AIM OF THE EXERCISE: Show every line in the entries below where the word "this" appears.

DATA PROVIDED:

■ ■ ■

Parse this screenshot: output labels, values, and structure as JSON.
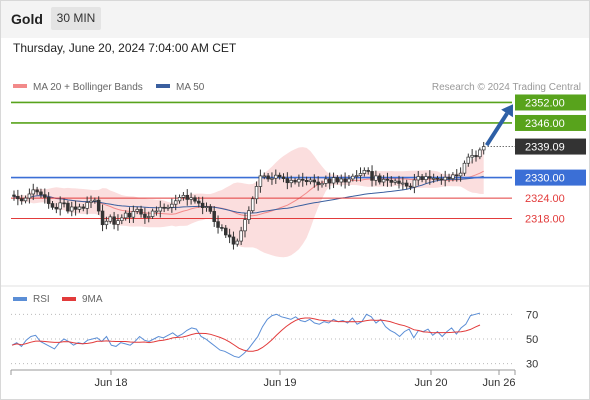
{
  "header": {
    "title": "Gold",
    "timeframe": "30 MIN",
    "datetime": "Thursday, June 20, 2024 7:04:00 AM CET"
  },
  "colors": {
    "candle": "#333333",
    "bollinger_fill": "#fbdede",
    "ma20": "#f28a8a",
    "ma50": "#3a5f9f",
    "resistance": "#58a31c",
    "pivot": "#3b6fd6",
    "support": "#e23b3b",
    "arrow": "#2d5fa6",
    "rsi": "#5b8ed6",
    "rsi_ma": "#e23b3b",
    "price_box": "#333333"
  },
  "chart_data": [
    {
      "type": "candlestick",
      "legend": [
        {
          "name": "MA 20 + Bollinger Bands",
          "color": "#f28a8a"
        },
        {
          "name": "MA 50",
          "color": "#3a5f9f"
        }
      ],
      "watermark": "Research © 2024 Trading Central",
      "ylim": [
        2300,
        2358
      ],
      "x_ticks": [
        "Jun 18",
        "Jun 19",
        "Jun 20",
        "Jun 26"
      ],
      "levels": [
        {
          "value": 2352.0,
          "label": "2352.00",
          "kind": "resistance"
        },
        {
          "value": 2346.0,
          "label": "2346.00",
          "kind": "resistance"
        },
        {
          "value": 2330.0,
          "label": "2330.00",
          "kind": "pivot"
        },
        {
          "value": 2324.0,
          "label": "2324.00",
          "kind": "support"
        },
        {
          "value": 2318.0,
          "label": "2318.00",
          "kind": "support"
        }
      ],
      "last_price": {
        "value": 2339.09,
        "label": "2339.09"
      },
      "arrow": {
        "from": 2339.5,
        "to": 2351.5,
        "direction": "up"
      },
      "close_series": [
        2324.5,
        2323.8,
        2323.2,
        2324,
        2325.2,
        2326.4,
        2325.8,
        2325,
        2324.2,
        2322.4,
        2321.3,
        2320.8,
        2322.6,
        2322.5,
        2320.2,
        2321.4,
        2320.7,
        2321.4,
        2321,
        2322.7,
        2323.1,
        2323.4,
        2320.2,
        2316.2,
        2317.2,
        2318.5,
        2316.3,
        2317.4,
        2318.2,
        2319.6,
        2318.4,
        2320.1,
        2320.7,
        2319.3,
        2318.3,
        2318.6,
        2320.2,
        2320.2,
        2321.3,
        2321,
        2321.3,
        2322.2,
        2323.2,
        2324.2,
        2324.8,
        2323.6,
        2324.1,
        2323.1,
        2322.5,
        2321.2,
        2321.5,
        2320.1,
        2317.1,
        2315.4,
        2315.2,
        2313.2,
        2312.6,
        2310.5,
        2311.4,
        2314.4,
        2317.7,
        2320.3,
        2323.8,
        2327.4,
        2330.5,
        2330.5,
        2329.6,
        2329.8,
        2330.7,
        2330.2,
        2329.7,
        2328.5,
        2329.2,
        2328.7,
        2329.5,
        2329.2,
        2328.8,
        2329.3,
        2328.7,
        2327.9,
        2328.3,
        2329.6,
        2328.4,
        2330,
        2328.7,
        2329.6,
        2328.7,
        2329.6,
        2330.4,
        2330.6,
        2331.2,
        2332.1,
        2331.8,
        2329.2,
        2330.5,
        2328.7,
        2329.5,
        2329.2,
        2328.6,
        2329,
        2328.3,
        2328.4,
        2327.5,
        2327.2,
        2329.3,
        2330.3,
        2329.4,
        2330.3,
        2329.8,
        2329.8,
        2329.6,
        2329.3,
        2330.1,
        2329.7,
        2330.8,
        2330.5,
        2331.3,
        2334.2,
        2336,
        2336.5,
        2336.1,
        2338.1,
        2339.1
      ]
    },
    {
      "type": "line",
      "legend": [
        {
          "name": "RSI",
          "color": "#5b8ed6"
        },
        {
          "name": "9MA",
          "color": "#e23b3b"
        }
      ],
      "ylim": [
        20,
        80
      ],
      "y_ticks": [
        "70",
        "50",
        "30"
      ],
      "rsi_series": [
        45,
        47,
        44,
        49,
        52,
        53,
        48,
        46,
        44,
        42,
        47,
        50,
        48,
        45,
        47,
        46,
        49,
        50,
        51,
        48,
        52,
        45,
        44,
        47,
        46,
        45,
        48,
        52,
        49,
        48,
        50,
        52,
        51,
        53,
        55,
        52,
        54,
        57,
        59,
        58,
        52,
        50,
        47,
        44,
        41,
        40,
        38,
        36,
        35,
        38,
        42,
        47,
        52,
        60,
        66,
        69,
        70,
        68,
        67,
        66,
        68,
        65,
        64,
        66,
        63,
        62,
        64,
        63,
        66,
        64,
        65,
        63,
        67,
        62,
        64,
        70,
        68,
        63,
        66,
        60,
        57,
        55,
        52,
        56,
        58,
        51,
        57,
        56,
        58,
        53,
        56,
        52,
        56,
        59,
        54,
        59,
        62,
        69,
        70,
        71
      ]
    }
  ]
}
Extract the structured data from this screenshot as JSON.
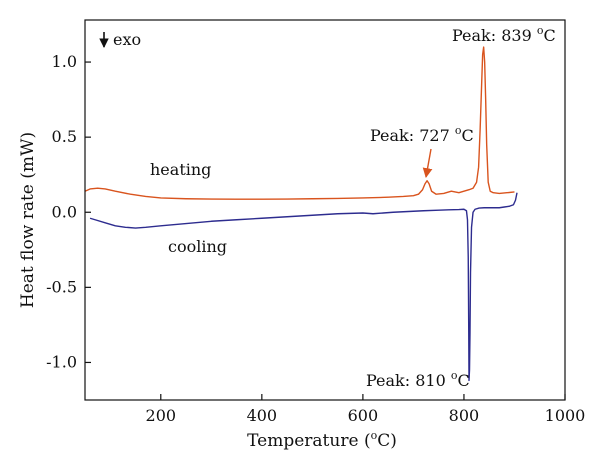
{
  "chart_data": {
    "type": "line",
    "title": "",
    "xlabel": "Temperature",
    "xlabel_unit_prefix": "(",
    "xlabel_unit_super": "o",
    "xlabel_unit_suffix": "C)",
    "ylabel": "Heat flow rate (mW)",
    "xlim": [
      50,
      1000
    ],
    "ylim": [
      -1.25,
      1.28
    ],
    "x_ticks": [
      200,
      400,
      600,
      800,
      1000
    ],
    "y_ticks": [
      1.0,
      0.5,
      0.0,
      -0.5,
      -1.0
    ],
    "x_tick_labels": [
      "200",
      "400",
      "600",
      "800",
      "1000"
    ],
    "y_tick_labels": [
      "1.0",
      "0.5",
      "0.0",
      "-0.5",
      "-1.0"
    ],
    "grid": false,
    "legend": "none",
    "series": [
      {
        "label": "heating",
        "color": "#d9541e",
        "x": [
          50,
          60,
          75,
          90,
          110,
          140,
          170,
          200,
          250,
          300,
          350,
          400,
          450,
          500,
          550,
          600,
          650,
          680,
          700,
          710,
          718,
          723,
          727,
          731,
          736,
          745,
          760,
          775,
          790,
          800,
          810,
          818,
          825,
          829,
          832,
          835,
          837,
          839,
          841,
          843,
          845,
          848,
          852,
          858,
          870,
          885,
          900
        ],
        "y": [
          0.14,
          0.155,
          0.16,
          0.155,
          0.14,
          0.12,
          0.105,
          0.095,
          0.09,
          0.088,
          0.087,
          0.087,
          0.088,
          0.09,
          0.092,
          0.095,
          0.1,
          0.105,
          0.11,
          0.12,
          0.15,
          0.19,
          0.21,
          0.19,
          0.14,
          0.12,
          0.125,
          0.14,
          0.13,
          0.14,
          0.15,
          0.16,
          0.2,
          0.3,
          0.55,
          0.85,
          1.05,
          1.1,
          1.0,
          0.75,
          0.45,
          0.2,
          0.14,
          0.13,
          0.125,
          0.13,
          0.135
        ]
      },
      {
        "label": "cooling",
        "color": "#2d2c8f",
        "x": [
          905,
          902,
          898,
          890,
          880,
          870,
          860,
          850,
          840,
          830,
          822,
          818,
          815,
          813,
          812,
          811,
          810,
          809.5,
          808.5,
          807,
          805,
          800,
          790,
          770,
          750,
          720,
          690,
          660,
          640,
          620,
          600,
          550,
          500,
          450,
          400,
          350,
          300,
          250,
          200,
          170,
          150,
          130,
          110,
          90,
          70,
          60
        ],
        "y": [
          0.13,
          0.08,
          0.05,
          0.04,
          0.035,
          0.03,
          0.03,
          0.03,
          0.03,
          0.028,
          0.02,
          0.0,
          -0.1,
          -0.4,
          -0.8,
          -1.05,
          -1.12,
          -0.8,
          -0.3,
          -0.05,
          0.01,
          0.02,
          0.018,
          0.016,
          0.014,
          0.01,
          0.005,
          0.0,
          -0.005,
          -0.01,
          -0.005,
          -0.01,
          -0.02,
          -0.03,
          -0.04,
          -0.05,
          -0.06,
          -0.075,
          -0.09,
          -0.1,
          -0.105,
          -0.1,
          -0.09,
          -0.07,
          -0.05,
          -0.04
        ]
      }
    ],
    "annotations": {
      "exo_text": "exo",
      "peak_839_prefix": "Peak: 839 ",
      "peak_727_prefix": "Peak: 727 ",
      "peak_810_prefix": "Peak: 810 ",
      "degree_super": "o",
      "degree_suffix": "C",
      "heating_label": "heating",
      "cooling_label": "cooling"
    }
  }
}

■ ■ ■

RESULT:
Parse this screenshot: output labels, values, and structure as JSON.
Extract the structured data from this screenshot as JSON.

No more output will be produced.